=== Source text ===
★ ★ ★ ★ ★ ★ ★
The first is the coming into being of what Marshall McLuhan called 'The Global Village'. (The man was truly prescient.) The edifice containing nation states that remain separate and distinct is beginning to crumble.Technology has made possible a sharing of information that could only be dreamed about in earlier ages. The effect is dramatic, allowing oppressed people in dire circumstances to see and comprehend that not all are so oppressed, and, indeed, being free and relatively left alone by government or dour religious authorities, create little 'flash mobs' that feature joyful singing and dancing. If them, why not us? The group was unanimous in seeing this question as achieving real impact in 2012.

All also agreed that the second edifice showing cracks was the theory that 'Global Warming' was a hoax and not of any significance. Yet all present concurred that the last Ice Age was still in retreat, things were getting warmer and the weather getting more and more unpredictable. Our efforts at capping carbon are paltry, but this pales in significance when one considers the effect of methane currently bubbling up in the Arctic and Antarctica as the ice sheets decline. Methane is a far more formidable greenhouse gas than carbon, and life on planet Earth is going to get very exciting indeed, with at least some if that excitement scheduled for 2012.

Finally, cracks are beginning to appear, after some 10,000 years, in the role organized religion plays in life. Richard Dawkin's book, The God Delusion, has sold two million English language versions, and has been translated into 31 others. Christopher Hitchens' God Is Not Great' has become a best seller. This, in my opinion, is all to the good.
★ ★ ★ ★ ★ ★ ★
=== Short task ===
Answer these from the source text:
(a) What term of Marshall McLuhan's does it mention?
(b) Which greenhouse gas does it call far more formidable than carbon?
(c) How many English language copies of The God Delusion does it say have sold?
Answer using only the source text.

Dataset records:
★ ★ ★ ★ ★ ★ ★
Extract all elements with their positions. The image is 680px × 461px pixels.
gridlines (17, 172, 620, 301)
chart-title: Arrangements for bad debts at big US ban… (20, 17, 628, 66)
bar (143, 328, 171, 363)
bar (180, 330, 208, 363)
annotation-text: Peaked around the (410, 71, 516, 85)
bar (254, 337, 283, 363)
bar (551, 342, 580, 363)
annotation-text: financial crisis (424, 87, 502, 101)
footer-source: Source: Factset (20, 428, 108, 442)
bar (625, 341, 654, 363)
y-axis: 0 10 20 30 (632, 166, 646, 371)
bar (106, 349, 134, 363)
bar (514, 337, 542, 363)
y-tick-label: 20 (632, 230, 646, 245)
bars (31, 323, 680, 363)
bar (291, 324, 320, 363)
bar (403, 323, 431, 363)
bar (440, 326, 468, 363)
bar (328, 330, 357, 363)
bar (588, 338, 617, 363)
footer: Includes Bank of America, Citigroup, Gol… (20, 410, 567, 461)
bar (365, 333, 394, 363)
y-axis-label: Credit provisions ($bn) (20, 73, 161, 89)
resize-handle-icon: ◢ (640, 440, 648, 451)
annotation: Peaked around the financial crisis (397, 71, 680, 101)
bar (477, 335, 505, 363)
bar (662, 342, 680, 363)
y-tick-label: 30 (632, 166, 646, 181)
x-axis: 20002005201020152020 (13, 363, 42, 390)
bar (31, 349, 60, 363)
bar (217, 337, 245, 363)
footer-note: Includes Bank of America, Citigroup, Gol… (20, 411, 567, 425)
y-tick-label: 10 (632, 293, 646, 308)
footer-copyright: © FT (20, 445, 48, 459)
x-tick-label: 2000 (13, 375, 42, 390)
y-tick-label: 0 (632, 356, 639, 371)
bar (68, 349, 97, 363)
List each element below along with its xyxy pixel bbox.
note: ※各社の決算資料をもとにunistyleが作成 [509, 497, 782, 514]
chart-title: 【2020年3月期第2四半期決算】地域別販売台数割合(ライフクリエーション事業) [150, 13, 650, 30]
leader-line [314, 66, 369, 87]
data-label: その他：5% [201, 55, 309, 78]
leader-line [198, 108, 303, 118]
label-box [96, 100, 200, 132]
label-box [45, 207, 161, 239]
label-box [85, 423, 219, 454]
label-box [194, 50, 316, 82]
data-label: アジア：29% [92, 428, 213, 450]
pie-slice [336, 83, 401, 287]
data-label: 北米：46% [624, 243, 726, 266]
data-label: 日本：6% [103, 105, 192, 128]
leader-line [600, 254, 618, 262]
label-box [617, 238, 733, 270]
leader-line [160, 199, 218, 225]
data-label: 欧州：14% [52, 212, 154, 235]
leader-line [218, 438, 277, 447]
★ ★ ★ ★ ★ ★ ★
=== Correct response ===
(a) "The Global Village"
(b) Methane
(c) Two million